### Stated goal
Below are entries; tally how many lines hold the string "caption" and answer with only that figure.

Some records
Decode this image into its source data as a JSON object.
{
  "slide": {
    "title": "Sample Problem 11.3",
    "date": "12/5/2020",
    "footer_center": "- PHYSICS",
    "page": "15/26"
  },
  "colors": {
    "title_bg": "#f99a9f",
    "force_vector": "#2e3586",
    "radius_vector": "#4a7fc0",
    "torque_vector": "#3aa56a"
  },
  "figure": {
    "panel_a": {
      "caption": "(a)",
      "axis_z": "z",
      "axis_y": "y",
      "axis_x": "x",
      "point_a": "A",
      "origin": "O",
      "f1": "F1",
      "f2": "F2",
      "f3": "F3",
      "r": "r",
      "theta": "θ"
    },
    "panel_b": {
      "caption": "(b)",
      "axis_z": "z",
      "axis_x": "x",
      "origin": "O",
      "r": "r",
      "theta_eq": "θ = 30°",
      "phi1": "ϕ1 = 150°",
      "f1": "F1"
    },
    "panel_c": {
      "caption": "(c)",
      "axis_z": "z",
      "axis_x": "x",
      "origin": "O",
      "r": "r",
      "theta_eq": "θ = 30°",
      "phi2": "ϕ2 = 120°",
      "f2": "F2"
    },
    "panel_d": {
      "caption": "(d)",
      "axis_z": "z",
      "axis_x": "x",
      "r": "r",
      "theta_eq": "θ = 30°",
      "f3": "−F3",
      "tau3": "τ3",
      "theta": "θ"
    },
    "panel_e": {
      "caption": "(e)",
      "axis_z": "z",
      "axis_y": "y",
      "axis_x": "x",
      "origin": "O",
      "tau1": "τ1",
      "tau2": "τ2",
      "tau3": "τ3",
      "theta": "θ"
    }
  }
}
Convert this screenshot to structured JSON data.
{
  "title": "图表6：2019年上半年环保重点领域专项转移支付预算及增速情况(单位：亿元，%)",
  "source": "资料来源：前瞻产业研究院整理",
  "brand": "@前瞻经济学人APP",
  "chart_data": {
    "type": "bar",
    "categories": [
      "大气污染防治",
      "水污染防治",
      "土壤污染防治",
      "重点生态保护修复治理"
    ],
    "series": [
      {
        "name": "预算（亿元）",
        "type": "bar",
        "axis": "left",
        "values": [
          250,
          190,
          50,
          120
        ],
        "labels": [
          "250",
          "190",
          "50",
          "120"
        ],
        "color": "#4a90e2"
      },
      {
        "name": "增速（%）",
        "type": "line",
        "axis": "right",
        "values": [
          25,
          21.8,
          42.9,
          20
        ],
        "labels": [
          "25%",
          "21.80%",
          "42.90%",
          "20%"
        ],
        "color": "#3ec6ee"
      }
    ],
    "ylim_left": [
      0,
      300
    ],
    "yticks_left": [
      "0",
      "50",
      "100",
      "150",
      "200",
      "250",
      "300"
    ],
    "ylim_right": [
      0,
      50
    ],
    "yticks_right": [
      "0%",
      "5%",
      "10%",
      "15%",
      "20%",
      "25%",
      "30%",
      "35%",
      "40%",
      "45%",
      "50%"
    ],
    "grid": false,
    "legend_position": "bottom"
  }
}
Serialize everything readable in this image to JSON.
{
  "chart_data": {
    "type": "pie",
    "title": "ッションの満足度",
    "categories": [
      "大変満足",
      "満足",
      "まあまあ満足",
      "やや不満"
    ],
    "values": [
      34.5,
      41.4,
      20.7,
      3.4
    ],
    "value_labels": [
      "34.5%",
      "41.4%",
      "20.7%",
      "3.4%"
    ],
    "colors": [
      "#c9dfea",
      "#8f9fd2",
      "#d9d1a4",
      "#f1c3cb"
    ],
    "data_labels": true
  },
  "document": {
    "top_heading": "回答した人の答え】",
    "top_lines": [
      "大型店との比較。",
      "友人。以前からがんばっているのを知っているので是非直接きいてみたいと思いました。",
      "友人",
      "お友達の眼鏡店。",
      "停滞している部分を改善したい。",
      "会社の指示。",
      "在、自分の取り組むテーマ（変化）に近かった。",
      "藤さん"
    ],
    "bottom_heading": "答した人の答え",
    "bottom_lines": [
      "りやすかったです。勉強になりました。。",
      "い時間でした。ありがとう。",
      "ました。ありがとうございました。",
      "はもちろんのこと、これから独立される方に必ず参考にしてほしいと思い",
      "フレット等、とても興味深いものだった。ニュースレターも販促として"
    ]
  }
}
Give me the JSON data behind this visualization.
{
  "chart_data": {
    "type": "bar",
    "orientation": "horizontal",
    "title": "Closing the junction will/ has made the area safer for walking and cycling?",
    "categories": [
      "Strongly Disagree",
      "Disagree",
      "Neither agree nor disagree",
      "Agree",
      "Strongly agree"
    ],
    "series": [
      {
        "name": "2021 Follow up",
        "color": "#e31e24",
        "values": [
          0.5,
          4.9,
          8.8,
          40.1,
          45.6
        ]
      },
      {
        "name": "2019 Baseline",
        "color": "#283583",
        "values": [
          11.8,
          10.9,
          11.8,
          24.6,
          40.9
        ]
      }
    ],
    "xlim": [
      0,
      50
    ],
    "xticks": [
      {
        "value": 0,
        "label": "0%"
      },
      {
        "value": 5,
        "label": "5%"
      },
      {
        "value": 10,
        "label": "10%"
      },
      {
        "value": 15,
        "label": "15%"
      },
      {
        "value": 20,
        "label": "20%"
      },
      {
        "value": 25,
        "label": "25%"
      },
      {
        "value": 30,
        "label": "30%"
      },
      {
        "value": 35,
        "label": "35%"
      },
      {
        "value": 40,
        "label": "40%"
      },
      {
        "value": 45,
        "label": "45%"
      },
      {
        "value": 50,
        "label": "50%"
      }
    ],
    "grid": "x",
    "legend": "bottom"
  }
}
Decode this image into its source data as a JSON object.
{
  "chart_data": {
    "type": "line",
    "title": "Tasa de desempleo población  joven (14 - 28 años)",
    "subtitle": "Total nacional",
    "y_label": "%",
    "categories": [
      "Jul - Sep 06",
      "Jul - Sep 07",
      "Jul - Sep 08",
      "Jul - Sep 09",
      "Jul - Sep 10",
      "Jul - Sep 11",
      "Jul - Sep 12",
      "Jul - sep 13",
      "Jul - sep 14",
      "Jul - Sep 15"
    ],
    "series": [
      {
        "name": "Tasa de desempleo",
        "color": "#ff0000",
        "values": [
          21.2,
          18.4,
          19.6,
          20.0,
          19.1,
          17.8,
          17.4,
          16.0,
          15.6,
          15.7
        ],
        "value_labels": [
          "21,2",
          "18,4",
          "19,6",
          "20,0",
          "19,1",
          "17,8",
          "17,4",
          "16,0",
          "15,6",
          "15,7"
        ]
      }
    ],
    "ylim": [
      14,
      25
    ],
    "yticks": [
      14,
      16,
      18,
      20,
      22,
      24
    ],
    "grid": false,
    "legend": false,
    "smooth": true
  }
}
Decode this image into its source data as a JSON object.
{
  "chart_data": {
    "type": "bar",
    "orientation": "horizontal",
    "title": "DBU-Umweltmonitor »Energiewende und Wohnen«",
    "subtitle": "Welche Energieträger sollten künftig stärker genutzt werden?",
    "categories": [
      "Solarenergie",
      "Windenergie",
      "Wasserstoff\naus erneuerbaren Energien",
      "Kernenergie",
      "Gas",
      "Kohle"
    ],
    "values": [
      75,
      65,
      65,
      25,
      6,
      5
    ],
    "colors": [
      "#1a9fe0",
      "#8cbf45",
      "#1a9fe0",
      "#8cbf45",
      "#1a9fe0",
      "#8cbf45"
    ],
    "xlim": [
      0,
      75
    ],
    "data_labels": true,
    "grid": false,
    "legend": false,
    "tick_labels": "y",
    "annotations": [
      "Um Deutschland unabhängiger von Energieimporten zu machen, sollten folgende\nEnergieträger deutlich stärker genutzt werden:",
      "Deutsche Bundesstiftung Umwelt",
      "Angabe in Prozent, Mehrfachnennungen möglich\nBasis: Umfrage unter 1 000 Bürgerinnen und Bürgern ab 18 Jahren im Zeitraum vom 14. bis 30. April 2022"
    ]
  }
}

### Task response
5